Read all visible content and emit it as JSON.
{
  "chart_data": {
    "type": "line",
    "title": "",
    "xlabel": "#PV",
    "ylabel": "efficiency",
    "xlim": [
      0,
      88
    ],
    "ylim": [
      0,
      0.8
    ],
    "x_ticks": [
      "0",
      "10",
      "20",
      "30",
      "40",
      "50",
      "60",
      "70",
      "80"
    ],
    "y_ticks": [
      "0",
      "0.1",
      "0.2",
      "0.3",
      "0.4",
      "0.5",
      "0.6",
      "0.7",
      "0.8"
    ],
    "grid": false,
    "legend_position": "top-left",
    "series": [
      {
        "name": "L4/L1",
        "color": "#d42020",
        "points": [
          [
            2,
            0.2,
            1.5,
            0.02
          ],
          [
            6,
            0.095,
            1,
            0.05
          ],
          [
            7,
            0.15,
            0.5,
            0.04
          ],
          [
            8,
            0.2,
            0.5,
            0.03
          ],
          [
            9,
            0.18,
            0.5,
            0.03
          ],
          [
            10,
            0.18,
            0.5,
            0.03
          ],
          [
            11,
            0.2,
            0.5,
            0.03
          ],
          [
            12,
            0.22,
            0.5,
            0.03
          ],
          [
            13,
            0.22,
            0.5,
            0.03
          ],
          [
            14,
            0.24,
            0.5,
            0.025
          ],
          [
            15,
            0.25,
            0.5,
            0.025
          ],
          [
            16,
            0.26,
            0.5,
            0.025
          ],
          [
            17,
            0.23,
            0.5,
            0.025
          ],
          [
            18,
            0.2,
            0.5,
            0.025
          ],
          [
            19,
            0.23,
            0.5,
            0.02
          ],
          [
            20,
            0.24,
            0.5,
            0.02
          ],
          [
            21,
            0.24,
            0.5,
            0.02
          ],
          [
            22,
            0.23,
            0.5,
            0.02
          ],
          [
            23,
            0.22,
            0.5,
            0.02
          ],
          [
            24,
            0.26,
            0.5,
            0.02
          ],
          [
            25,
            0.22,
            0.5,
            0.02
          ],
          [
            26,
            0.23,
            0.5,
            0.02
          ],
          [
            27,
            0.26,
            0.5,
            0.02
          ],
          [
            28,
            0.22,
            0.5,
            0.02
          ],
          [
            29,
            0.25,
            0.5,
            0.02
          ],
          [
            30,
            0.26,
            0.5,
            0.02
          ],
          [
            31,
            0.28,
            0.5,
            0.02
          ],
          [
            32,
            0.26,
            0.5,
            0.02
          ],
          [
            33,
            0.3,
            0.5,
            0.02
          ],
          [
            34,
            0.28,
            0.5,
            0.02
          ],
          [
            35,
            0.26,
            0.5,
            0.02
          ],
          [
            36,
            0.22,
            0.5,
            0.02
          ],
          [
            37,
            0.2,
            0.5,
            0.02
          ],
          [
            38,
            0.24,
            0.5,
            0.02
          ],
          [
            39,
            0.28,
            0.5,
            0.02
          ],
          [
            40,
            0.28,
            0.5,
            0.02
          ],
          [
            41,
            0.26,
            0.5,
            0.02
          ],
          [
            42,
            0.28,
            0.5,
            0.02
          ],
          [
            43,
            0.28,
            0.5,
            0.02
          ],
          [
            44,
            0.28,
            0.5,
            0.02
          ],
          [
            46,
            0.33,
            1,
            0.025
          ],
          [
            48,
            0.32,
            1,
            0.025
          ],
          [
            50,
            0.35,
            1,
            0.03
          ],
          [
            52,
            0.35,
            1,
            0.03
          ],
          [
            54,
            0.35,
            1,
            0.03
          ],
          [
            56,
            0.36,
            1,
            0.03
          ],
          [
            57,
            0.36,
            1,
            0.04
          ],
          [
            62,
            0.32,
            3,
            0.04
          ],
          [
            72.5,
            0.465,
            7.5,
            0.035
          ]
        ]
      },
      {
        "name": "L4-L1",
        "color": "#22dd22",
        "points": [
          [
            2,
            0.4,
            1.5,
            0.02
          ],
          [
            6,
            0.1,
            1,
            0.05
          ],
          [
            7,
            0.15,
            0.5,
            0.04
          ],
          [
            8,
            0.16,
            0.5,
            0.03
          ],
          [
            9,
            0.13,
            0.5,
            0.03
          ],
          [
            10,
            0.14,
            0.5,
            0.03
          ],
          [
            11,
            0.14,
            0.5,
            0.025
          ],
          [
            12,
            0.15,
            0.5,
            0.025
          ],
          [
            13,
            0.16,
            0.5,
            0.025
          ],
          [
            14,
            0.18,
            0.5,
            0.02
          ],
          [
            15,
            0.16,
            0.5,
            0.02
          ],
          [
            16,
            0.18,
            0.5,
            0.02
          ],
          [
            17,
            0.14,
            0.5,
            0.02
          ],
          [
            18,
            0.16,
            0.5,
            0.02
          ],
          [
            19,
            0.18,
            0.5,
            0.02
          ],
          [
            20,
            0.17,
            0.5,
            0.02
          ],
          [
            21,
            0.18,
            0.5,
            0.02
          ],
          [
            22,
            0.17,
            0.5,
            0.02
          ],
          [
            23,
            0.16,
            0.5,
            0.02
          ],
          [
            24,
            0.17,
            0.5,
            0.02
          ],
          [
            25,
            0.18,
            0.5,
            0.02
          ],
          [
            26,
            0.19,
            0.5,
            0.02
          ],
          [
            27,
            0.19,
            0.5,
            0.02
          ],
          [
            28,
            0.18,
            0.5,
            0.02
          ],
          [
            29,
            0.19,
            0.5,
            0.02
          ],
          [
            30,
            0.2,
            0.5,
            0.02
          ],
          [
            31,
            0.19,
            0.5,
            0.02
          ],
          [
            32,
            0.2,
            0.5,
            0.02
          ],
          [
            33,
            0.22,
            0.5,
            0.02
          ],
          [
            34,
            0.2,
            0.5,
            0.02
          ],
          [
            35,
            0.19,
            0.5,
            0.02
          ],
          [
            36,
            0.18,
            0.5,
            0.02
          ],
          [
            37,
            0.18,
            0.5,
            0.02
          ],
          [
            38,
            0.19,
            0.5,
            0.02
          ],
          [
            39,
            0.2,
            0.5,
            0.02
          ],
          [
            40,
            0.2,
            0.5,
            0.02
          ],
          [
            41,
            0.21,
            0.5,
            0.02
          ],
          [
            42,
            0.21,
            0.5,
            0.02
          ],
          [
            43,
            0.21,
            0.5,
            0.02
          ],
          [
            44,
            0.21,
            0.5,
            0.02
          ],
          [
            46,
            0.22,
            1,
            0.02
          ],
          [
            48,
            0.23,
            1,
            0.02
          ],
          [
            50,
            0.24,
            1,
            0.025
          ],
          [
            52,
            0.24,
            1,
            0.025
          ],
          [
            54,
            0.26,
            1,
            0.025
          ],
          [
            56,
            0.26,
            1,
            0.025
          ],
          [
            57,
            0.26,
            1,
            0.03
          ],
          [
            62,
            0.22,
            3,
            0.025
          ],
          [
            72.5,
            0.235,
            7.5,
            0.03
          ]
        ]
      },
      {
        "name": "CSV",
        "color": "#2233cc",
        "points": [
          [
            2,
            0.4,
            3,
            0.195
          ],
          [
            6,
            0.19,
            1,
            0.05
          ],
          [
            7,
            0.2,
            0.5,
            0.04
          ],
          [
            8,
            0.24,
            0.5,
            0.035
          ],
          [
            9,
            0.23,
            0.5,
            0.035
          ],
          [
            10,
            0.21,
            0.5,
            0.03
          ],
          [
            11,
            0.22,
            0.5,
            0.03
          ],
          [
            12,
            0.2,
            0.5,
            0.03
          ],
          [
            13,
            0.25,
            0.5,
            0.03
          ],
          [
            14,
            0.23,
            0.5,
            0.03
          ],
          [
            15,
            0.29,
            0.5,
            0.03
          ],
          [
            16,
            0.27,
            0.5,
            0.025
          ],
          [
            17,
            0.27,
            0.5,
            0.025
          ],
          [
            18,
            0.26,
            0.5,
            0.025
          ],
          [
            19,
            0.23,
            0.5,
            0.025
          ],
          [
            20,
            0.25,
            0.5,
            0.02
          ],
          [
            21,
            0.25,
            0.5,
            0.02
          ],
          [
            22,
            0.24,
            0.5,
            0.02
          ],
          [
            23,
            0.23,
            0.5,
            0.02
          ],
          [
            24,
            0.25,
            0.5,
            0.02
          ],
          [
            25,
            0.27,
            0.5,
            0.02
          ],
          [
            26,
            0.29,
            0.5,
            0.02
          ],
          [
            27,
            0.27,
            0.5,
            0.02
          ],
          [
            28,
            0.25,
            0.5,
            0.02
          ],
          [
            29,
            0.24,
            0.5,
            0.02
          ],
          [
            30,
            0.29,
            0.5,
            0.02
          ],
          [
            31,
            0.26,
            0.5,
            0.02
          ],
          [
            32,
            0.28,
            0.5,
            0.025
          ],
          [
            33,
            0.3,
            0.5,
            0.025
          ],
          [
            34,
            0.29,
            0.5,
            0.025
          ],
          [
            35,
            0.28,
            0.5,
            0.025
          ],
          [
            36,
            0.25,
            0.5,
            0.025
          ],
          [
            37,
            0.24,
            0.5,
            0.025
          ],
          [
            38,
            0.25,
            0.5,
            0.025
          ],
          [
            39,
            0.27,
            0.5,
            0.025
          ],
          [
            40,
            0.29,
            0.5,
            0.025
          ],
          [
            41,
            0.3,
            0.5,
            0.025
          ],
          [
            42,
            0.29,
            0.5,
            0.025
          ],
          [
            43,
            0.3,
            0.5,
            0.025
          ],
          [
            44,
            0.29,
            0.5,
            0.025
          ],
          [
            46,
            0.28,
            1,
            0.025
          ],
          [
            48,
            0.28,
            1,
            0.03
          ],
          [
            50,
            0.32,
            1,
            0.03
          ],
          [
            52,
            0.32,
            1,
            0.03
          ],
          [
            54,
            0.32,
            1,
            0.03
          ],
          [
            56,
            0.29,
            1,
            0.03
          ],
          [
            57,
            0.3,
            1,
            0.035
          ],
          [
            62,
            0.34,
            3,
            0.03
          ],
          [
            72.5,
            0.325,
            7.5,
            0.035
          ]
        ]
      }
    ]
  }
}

○ ○ ○ ○ ○

§ Objective
From the entries, copy out each line containing the word "color".

§ Result below
        "color": "#d42020",
        "color": "#22dd22",
        "color": "#2233cc",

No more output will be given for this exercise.